--- BEGIN ---

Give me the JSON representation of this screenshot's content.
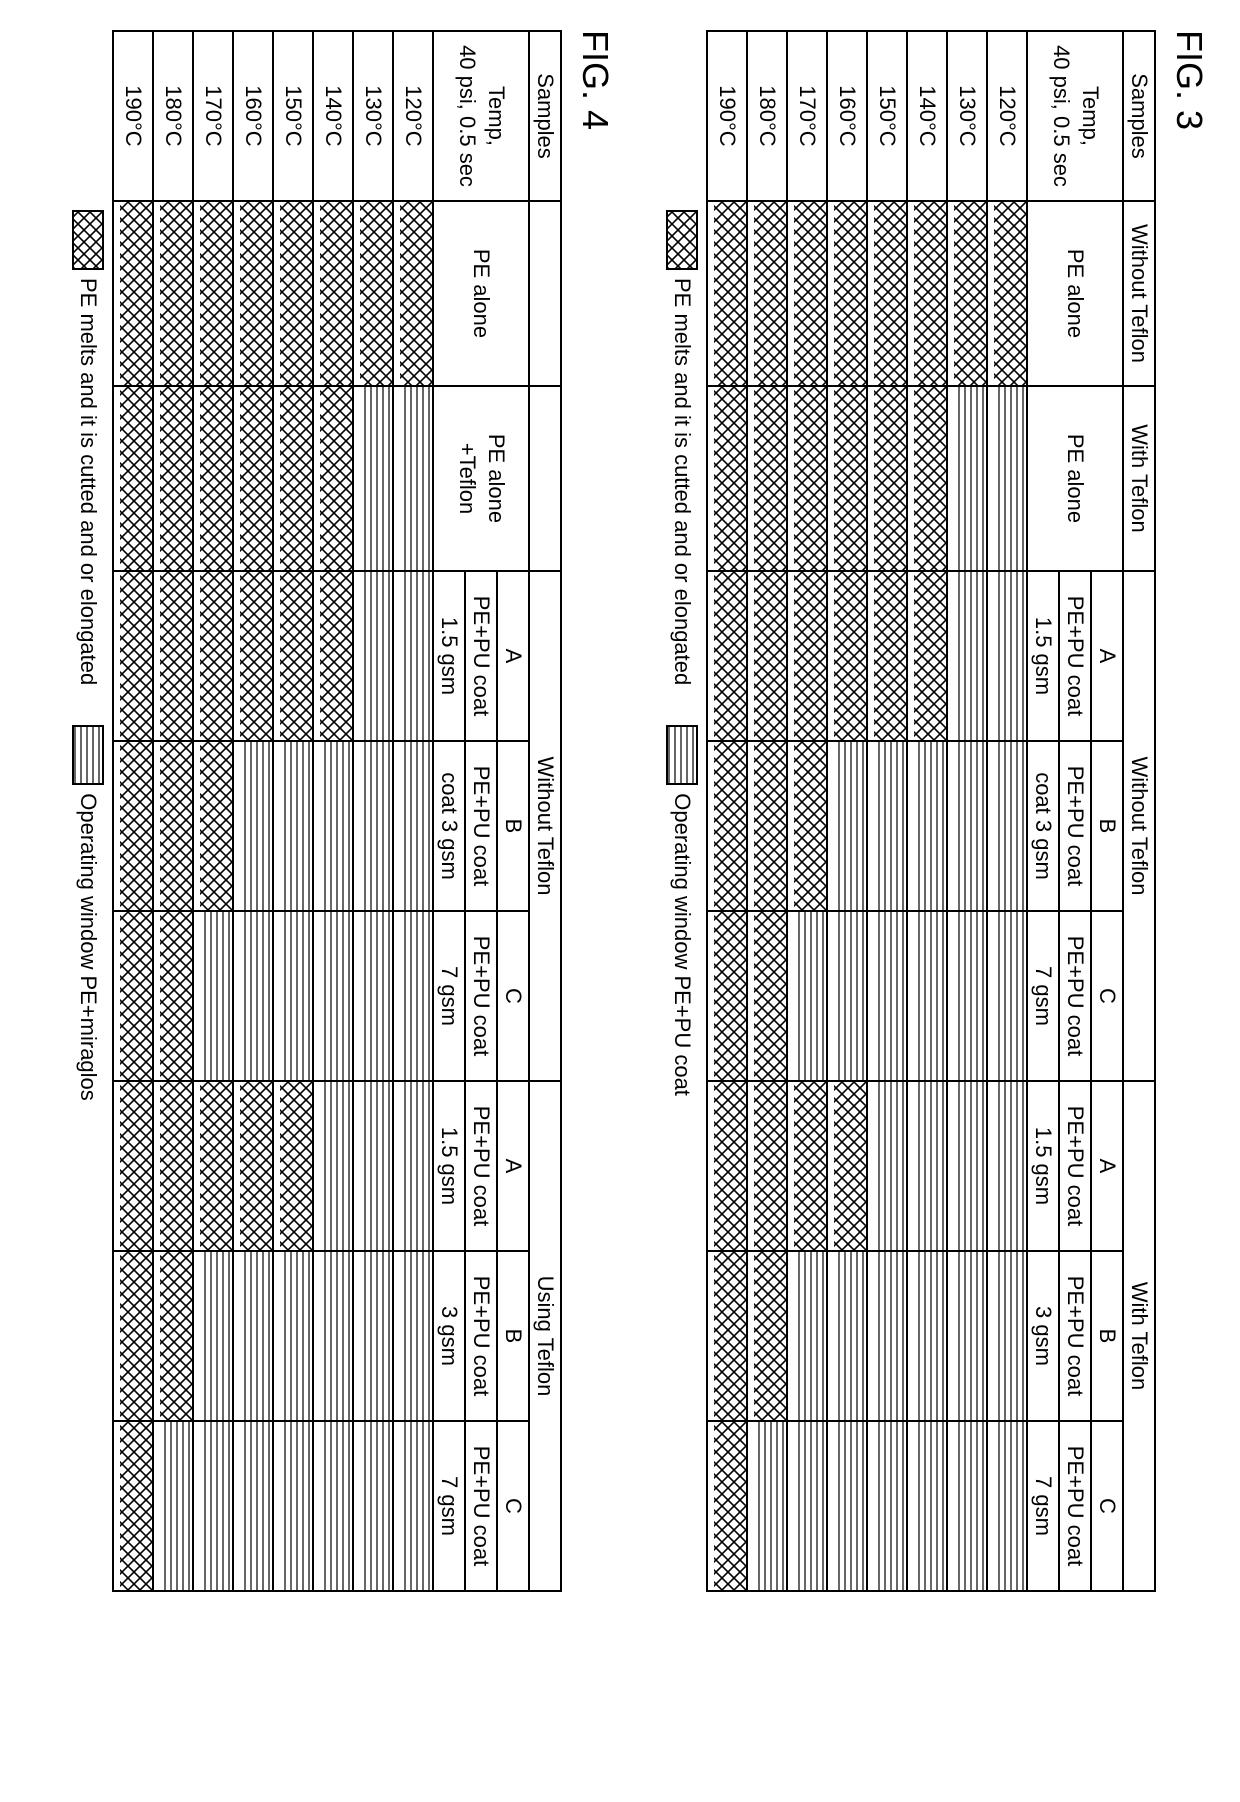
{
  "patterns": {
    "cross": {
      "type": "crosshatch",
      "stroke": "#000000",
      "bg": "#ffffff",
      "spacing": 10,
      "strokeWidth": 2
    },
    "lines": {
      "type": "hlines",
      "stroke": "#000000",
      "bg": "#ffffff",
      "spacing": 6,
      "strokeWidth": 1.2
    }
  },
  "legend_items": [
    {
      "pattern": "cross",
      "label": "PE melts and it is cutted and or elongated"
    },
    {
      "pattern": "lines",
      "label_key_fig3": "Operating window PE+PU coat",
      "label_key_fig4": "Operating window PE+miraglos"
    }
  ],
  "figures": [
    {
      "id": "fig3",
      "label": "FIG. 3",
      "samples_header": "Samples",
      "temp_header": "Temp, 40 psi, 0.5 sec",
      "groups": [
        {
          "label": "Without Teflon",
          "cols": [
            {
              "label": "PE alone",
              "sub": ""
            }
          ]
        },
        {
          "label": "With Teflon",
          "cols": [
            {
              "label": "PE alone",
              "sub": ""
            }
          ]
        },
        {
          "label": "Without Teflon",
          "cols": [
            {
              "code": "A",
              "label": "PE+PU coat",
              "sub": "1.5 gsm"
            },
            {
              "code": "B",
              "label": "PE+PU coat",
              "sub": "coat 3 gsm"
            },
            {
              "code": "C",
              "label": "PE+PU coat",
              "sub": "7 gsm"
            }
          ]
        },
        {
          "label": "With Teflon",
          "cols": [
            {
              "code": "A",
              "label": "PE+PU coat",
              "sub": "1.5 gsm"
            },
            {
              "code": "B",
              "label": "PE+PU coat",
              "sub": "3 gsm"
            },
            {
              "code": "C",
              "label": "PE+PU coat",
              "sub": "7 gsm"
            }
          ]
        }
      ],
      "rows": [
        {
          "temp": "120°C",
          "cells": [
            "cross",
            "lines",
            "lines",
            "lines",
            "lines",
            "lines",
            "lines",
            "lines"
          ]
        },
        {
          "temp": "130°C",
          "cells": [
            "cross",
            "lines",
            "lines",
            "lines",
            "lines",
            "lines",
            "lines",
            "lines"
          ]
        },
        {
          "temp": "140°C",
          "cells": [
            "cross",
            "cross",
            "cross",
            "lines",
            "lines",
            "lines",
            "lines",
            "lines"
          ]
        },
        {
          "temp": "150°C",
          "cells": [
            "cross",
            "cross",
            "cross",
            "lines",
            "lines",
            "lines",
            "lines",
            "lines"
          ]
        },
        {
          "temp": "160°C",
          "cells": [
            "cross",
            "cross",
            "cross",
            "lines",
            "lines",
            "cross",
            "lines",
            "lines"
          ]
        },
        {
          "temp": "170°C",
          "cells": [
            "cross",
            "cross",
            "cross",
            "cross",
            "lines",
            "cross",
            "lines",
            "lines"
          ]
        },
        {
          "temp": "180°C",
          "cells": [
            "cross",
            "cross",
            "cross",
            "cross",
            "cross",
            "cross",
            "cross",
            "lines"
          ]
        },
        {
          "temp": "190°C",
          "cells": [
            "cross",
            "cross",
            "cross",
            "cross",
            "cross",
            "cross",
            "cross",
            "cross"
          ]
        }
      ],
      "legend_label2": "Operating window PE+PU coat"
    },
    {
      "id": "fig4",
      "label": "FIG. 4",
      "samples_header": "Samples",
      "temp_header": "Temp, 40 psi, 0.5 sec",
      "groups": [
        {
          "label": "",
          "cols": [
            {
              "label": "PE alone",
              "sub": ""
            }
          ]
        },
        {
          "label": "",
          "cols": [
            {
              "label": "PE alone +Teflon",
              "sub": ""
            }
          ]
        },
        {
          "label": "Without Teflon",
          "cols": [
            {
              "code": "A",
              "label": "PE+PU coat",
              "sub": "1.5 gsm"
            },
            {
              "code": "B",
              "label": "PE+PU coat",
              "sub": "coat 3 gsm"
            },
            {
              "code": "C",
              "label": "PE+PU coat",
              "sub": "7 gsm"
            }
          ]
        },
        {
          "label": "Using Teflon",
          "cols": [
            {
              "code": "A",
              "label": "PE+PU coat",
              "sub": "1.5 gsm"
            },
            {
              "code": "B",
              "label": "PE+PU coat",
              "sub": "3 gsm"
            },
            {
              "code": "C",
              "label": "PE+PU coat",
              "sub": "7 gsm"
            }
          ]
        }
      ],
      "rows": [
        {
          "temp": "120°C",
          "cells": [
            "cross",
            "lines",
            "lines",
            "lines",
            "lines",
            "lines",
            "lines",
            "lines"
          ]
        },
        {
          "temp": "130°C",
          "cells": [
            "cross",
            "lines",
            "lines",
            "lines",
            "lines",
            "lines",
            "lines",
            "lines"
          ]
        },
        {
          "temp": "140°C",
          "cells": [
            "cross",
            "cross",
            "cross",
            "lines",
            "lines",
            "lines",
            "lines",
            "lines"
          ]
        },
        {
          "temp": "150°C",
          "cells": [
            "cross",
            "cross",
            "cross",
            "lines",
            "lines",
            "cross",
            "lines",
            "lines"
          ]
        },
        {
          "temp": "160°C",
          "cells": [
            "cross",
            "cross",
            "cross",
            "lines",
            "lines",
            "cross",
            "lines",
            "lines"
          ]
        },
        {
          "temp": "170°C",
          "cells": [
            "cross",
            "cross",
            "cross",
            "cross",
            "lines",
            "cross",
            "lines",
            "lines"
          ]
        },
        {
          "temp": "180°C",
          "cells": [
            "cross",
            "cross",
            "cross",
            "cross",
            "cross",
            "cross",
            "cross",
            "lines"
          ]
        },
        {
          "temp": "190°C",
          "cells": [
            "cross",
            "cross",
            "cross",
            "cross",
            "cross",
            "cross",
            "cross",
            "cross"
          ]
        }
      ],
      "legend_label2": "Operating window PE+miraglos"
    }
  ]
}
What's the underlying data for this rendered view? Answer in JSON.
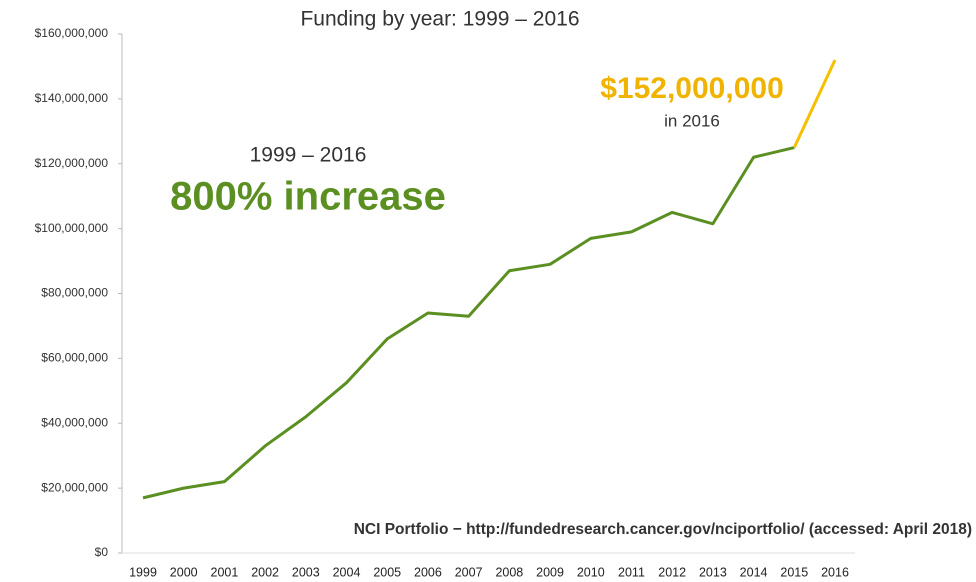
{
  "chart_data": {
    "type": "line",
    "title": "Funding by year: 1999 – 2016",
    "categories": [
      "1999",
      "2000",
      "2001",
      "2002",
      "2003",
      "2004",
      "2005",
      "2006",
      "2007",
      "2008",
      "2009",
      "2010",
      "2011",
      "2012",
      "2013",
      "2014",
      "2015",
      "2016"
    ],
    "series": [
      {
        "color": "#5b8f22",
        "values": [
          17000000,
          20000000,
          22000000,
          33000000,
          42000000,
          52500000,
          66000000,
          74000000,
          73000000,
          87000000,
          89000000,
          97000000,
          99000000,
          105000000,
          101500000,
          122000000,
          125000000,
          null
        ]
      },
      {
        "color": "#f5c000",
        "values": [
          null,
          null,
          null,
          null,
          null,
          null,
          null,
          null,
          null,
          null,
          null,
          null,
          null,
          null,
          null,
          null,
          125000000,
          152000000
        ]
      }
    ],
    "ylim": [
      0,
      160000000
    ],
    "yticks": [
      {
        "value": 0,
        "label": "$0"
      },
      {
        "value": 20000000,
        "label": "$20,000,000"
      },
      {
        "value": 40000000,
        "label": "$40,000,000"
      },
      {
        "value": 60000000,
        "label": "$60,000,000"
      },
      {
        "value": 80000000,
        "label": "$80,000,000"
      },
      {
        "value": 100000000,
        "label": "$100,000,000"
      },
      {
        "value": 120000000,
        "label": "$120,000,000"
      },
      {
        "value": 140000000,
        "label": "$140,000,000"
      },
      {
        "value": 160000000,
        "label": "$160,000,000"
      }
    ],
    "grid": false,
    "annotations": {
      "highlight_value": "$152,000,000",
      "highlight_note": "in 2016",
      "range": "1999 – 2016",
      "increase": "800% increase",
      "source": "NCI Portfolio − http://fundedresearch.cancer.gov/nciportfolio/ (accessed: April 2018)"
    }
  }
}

--- END ---

**What you are asked to do**
Copy each line above precisely, dropping the pictures.

**Response below**
Give me the JSON representation of this screenshot's content.
{
  "patterns": {
    "cross": {
      "type": "crosshatch",
      "stroke": "#000000",
      "bg": "#ffffff",
      "spacing": 10,
      "strokeWidth": 2
    },
    "lines": {
      "type": "hlines",
      "stroke": "#000000",
      "bg": "#ffffff",
      "spacing": 6,
      "strokeWidth": 1.2
    }
  },
  "legend_items": [
    {
      "pattern": "cross",
      "label": "PE melts and it is cutted and or elongated"
    },
    {
      "pattern": "lines",
      "label_key_fig3": "Operating window PE+PU coat",
      "label_key_fig4": "Operating window PE+miraglos"
    }
  ],
  "figures": [
    {
      "id": "fig3",
      "label": "FIG. 3",
      "samples_header": "Samples",
      "temp_header": "Temp, 40 psi, 0.5 sec",
      "groups": [
        {
          "label": "Without Teflon",
          "cols": [
            {
              "label": "PE alone",
              "sub": ""
            }
          ]
        },
        {
          "label": "With Teflon",
          "cols": [
            {
              "label": "PE alone",
              "sub": ""
            }
          ]
        },
        {
          "label": "Without Teflon",
          "cols": [
            {
              "code": "A",
              "label": "PE+PU coat",
              "sub": "1.5 gsm"
            },
            {
              "code": "B",
              "label": "PE+PU coat",
              "sub": "coat 3 gsm"
            },
            {
              "code": "C",
              "label": "PE+PU coat",
              "sub": "7 gsm"
            }
          ]
        },
        {
          "label": "With Teflon",
          "cols": [
            {
              "code": "A",
              "label": "PE+PU coat",
              "sub": "1.5 gsm"
            },
            {
              "code": "B",
              "label": "PE+PU coat",
              "sub": "3 gsm"
            },
            {
              "code": "C",
              "label": "PE+PU coat",
              "sub": "7 gsm"
            }
          ]
        }
      ],
      "rows": [
        {
          "temp": "120°C",
          "cells": [
            "cross",
            "lines",
            "lines",
            "lines",
            "lines",
            "lines",
            "lines",
            "lines"
          ]
        },
        {
          "temp": "130°C",
          "cells": [
            "cross",
            "lines",
            "lines",
            "lines",
            "lines",
            "lines",
            "lines",
            "lines"
          ]
        },
        {
          "temp": "140°C",
          "cells": [
            "cross",
            "cross",
            "cross",
            "lines",
            "lines",
            "lines",
            "lines",
            "lines"
          ]
        },
        {
          "temp": "150°C",
          "cells": [
            "cross",
            "cross",
            "cross",
            "lines",
            "lines",
            "lines",
            "lines",
            "lines"
          ]
        },
        {
          "temp": "160°C",
          "cells": [
            "cross",
            "cross",
            "cross",
            "lines",
            "lines",
            "cross",
            "lines",
            "lines"
          ]
        },
        {
          "temp": "170°C",
          "cells": [
            "cross",
            "cross",
            "cross",
            "cross",
            "lines",
            "cross",
            "lines",
            "lines"
          ]
        },
        {
          "temp": "180°C",
          "cells": [
            "cross",
            "cross",
            "cross",
            "cross",
            "cross",
            "cross",
            "cross",
            "lines"
          ]
        },
        {
          "temp": "190°C",
          "cells": [
            "cross",
            "cross",
            "cross",
            "cross",
            "cross",
            "cross",
            "cross",
            "cross"
          ]
        }
      ],
      "legend_label2": "Operating window PE+PU coat"
    },
    {
      "id": "fig4",
      "label": "FIG. 4",
      "samples_header": "Samples",
      "temp_header": "Temp, 40 psi, 0.5 sec",
      "groups": [
        {
          "label": "",
          "cols": [
            {
              "label": "PE alone",
              "sub": ""
            }
          ]
        },
        {
          "label": "",
          "cols": [
            {
              "label": "PE alone +Teflon",
              "sub": ""
            }
          ]
        },
        {
          "label": "Without Teflon",
          "cols": [
            {
              "code": "A",
              "label": "PE+PU coat",
              "sub": "1.5 gsm"
            },
            {
              "code": "B",
              "label": "PE+PU coat",
              "sub": "coat 3 gsm"
            },
            {
              "code": "C",
              "label": "PE+PU coat",
              "sub": "7 gsm"
            }
          ]
        },
        {
          "label": "Using Teflon",
          "cols": [
            {
              "code": "A",
              "label": "PE+PU coat",
              "sub": "1.5 gsm"
            },
            {
              "code": "B",
              "label": "PE+PU coat",
              "sub": "3 gsm"
            },
            {
              "code": "C",
              "label": "PE+PU coat",
              "sub": "7 gsm"
            }
          ]
        }
      ],
      "rows": [
        {
          "temp": "120°C",
          "cells": [
            "cross",
            "lines",
            "lines",
            "lines",
            "lines",
            "lines",
            "lines",
            "lines"
          ]
        },
        {
          "temp": "130°C",
          "cells": [
            "cross",
            "lines",
            "lines",
            "lines",
            "lines",
            "lines",
            "lines",
            "lines"
          ]
        },
        {
          "temp": "140°C",
          "cells": [
            "cross",
            "cross",
            "cross",
            "lines",
            "lines",
            "lines",
            "lines",
            "lines"
          ]
        },
        {
          "temp": "150°C",
          "cells": [
            "cross",
            "cross",
            "cross",
            "lines",
            "lines",
            "cross",
            "lines",
            "lines"
          ]
        },
        {
          "temp": "160°C",
          "cells": [
            "cross",
            "cross",
            "cross",
            "lines",
            "lines",
            "cross",
            "lines",
            "lines"
          ]
        },
        {
          "temp": "170°C",
          "cells": [
            "cross",
            "cross",
            "cross",
            "cross",
            "lines",
            "cross",
            "lines",
            "lines"
          ]
        },
        {
          "temp": "180°C",
          "cells": [
            "cross",
            "cross",
            "cross",
            "cross",
            "cross",
            "cross",
            "cross",
            "lines"
          ]
        },
        {
          "temp": "190°C",
          "cells": [
            "cross",
            "cross",
            "cross",
            "cross",
            "cross",
            "cross",
            "cross",
            "cross"
          ]
        }
      ],
      "legend_label2": "Operating window PE+miraglos"
    }
  ]
}
What's the underlying data for this rendered view? Answer in JSON.
{
  "chart_data": {
    "type": "line",
    "title": "Funding by year: 1999 – 2016",
    "categories": [
      "1999",
      "2000",
      "2001",
      "2002",
      "2003",
      "2004",
      "2005",
      "2006",
      "2007",
      "2008",
      "2009",
      "2010",
      "2011",
      "2012",
      "2013",
      "2014",
      "2015",
      "2016"
    ],
    "series": [
      {
        "color": "#5b8f22",
        "values": [
          17000000,
          20000000,
          22000000,
          33000000,
          42000000,
          52500000,
          66000000,
          74000000,
          73000000,
          87000000,
          89000000,
          97000000,
          99000000,
          105000000,
          101500000,
          122000000,
          125000000,
          null
        ]
      },
      {
        "color": "#f5c000",
        "values": [
          null,
          null,
          null,
          null,
          null,
          null,
          null,
          null,
          null,
          null,
          null,
          null,
          null,
          null,
          null,
          null,
          125000000,
          152000000
        ]
      }
    ],
    "ylim": [
      0,
      160000000
    ],
    "yticks": [
      {
        "value": 0,
        "label": "$0"
      },
      {
        "value": 20000000,
        "label": "$20,000,000"
      },
      {
        "value": 40000000,
        "label": "$40,000,000"
      },
      {
        "value": 60000000,
        "label": "$60,000,000"
      },
      {
        "value": 80000000,
        "label": "$80,000,000"
      },
      {
        "value": 100000000,
        "label": "$100,000,000"
      },
      {
        "value": 120000000,
        "label": "$120,000,000"
      },
      {
        "value": 140000000,
        "label": "$140,000,000"
      },
      {
        "value": 160000000,
        "label": "$160,000,000"
      }
    ],
    "grid": false,
    "annotations": {
      "highlight_value": "$152,000,000",
      "highlight_note": "in 2016",
      "range": "1999 – 2016",
      "increase": "800% increase",
      "source": "NCI Portfolio − http://fundedresearch.cancer.gov/nciportfolio/ (accessed: April 2018)"
    }
  }
}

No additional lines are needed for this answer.